* _Selected text_:
════════════════════
Legal landscape¶
The garden has a planning code. Most of it is publicly available. None of it says what people assume it says.
The GDPR exemption (the largest gap)¶
GDPR Article 2(2)(a) explicitly excludes activities falling outside the scope of Union law, and Article 2(2)(b) excludes common foreign and security policy activities. National security is explicitly carved out. This means that any data processing conducted under a national security mandate operates outside the regulation entirely, regardless of what category of data is involved or who it concerns.
This is the foundational legal fact of the EU surveillance landscape. Consumer data protection and state surveillance operate in parallel legal universes that rarely intersect.
ECHR Article 8 and its exceptions¶
The European Convention on Human Rights Article 8 protects the right to a private life, home, and correspondence. It also specifies the conditions under which that right can be interfered with: in accordance with law, necessary in a democratic society, and in pursuit of legitimate aims that include national security, public safety, the prevention of disorder or crime, and the protection of the rights of others.
“Necessary in a democratic society” has been interpreted by the European Court of Human Rights to mean that there must be a pressing social need and that the measure must be proportionate. The court has found violations in cases involving bulk interception regimes (Big Brother Watch v United Kingdom, Centrum for Rättvisa v Sweden) and concluded that certain surveillance practices lacked sufficient safeguards. The response from states has consistently been to revise legislation to add the required procedural elements while preserving the underlying capability. The capability does not disappear when a judgment arrives. It gets a new legal coat.
════════════════════
* _Exercise set_:
- 1) In the legal landscape text, which two cases involving bulk interception regimes are named?
- 2) Duplicate the legal landscape text from "Legal landscape¶" to "who it concerns.".
- 3) List the legitimate aims that the legal landscape text gives for interfering with the right protected by ECHR Article 8.

* _Dataset excerpts_:
════════════════════
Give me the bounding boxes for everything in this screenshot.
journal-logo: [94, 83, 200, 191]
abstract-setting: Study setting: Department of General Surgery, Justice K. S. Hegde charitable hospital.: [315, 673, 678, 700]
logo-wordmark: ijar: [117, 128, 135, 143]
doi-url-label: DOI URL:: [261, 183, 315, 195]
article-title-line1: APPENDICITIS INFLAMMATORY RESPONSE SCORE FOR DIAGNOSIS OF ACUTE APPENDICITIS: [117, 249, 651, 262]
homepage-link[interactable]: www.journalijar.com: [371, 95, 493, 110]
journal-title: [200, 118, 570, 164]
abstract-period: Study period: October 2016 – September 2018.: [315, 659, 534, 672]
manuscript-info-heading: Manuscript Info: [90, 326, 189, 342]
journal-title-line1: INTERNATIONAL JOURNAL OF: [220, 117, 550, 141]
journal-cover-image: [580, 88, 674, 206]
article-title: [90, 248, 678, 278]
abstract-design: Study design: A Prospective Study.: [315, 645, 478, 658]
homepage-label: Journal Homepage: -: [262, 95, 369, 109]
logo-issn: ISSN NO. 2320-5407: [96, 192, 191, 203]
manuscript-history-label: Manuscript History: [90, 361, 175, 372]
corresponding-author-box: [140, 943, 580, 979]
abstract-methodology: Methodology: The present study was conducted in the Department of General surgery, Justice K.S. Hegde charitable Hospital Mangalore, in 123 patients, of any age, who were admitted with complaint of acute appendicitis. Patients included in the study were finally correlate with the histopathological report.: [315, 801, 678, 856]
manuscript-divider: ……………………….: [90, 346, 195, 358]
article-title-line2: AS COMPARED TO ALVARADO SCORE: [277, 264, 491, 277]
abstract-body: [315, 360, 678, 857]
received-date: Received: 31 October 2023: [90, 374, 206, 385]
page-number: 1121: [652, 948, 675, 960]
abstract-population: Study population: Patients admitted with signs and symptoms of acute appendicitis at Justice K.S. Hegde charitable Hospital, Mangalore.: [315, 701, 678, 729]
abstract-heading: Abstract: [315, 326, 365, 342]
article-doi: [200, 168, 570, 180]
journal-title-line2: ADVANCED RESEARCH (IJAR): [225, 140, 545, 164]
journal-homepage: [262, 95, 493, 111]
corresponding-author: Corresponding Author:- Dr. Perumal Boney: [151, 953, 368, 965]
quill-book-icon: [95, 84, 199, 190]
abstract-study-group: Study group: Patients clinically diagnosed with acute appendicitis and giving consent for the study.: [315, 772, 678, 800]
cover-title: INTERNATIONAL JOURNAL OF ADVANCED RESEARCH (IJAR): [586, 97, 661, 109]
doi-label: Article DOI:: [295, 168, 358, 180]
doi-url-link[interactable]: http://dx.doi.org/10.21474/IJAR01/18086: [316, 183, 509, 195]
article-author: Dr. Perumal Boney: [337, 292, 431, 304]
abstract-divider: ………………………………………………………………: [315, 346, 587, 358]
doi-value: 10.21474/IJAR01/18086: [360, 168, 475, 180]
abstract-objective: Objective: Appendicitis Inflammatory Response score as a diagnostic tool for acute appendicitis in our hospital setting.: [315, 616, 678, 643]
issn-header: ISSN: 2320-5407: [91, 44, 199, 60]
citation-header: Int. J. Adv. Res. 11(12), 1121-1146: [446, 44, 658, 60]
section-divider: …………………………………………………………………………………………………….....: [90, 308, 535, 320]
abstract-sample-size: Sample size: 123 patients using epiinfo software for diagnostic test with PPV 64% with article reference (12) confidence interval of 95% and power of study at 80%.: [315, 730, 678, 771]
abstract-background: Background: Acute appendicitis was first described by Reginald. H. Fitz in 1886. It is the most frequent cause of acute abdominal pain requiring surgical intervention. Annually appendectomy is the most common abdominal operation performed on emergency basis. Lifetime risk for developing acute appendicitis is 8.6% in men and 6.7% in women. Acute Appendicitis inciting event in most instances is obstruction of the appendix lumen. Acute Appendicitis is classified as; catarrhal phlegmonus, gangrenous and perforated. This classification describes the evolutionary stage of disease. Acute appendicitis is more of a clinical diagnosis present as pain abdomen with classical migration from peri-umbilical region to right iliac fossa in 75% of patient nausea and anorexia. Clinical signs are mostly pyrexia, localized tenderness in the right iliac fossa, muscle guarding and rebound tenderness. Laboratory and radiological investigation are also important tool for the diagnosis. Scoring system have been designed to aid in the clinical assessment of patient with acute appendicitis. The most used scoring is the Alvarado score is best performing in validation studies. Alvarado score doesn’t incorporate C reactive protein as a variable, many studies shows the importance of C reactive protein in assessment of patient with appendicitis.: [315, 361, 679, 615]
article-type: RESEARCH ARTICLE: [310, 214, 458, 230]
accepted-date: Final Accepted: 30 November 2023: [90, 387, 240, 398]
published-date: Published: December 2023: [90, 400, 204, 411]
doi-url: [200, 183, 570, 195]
════════════════════
* _Answers for the exercise_:
- 1) Big Brother Watch v United Kingdom and Centrum for Rättvisa v Sweden.

- 2)
Legal landscape¶
The garden has a planning code. Most of it is publicly available. None of it says what people assume it says.
The GDPR exemption (the largest gap)¶
GDPR Article 2(2)(a) explicitly excludes activities falling outside the scope of Union law, and Article 2(2)(b) excludes common foreign and security policy activities. National security is explicitly carved out. This means that any data processing conducted under a national security mandate operates outside the regulation entirely, regardless of what category of data is involved or who it concerns.

- 3)
- national security
- public safety
- the prevention of disorder or crime
- the protection of the rights of others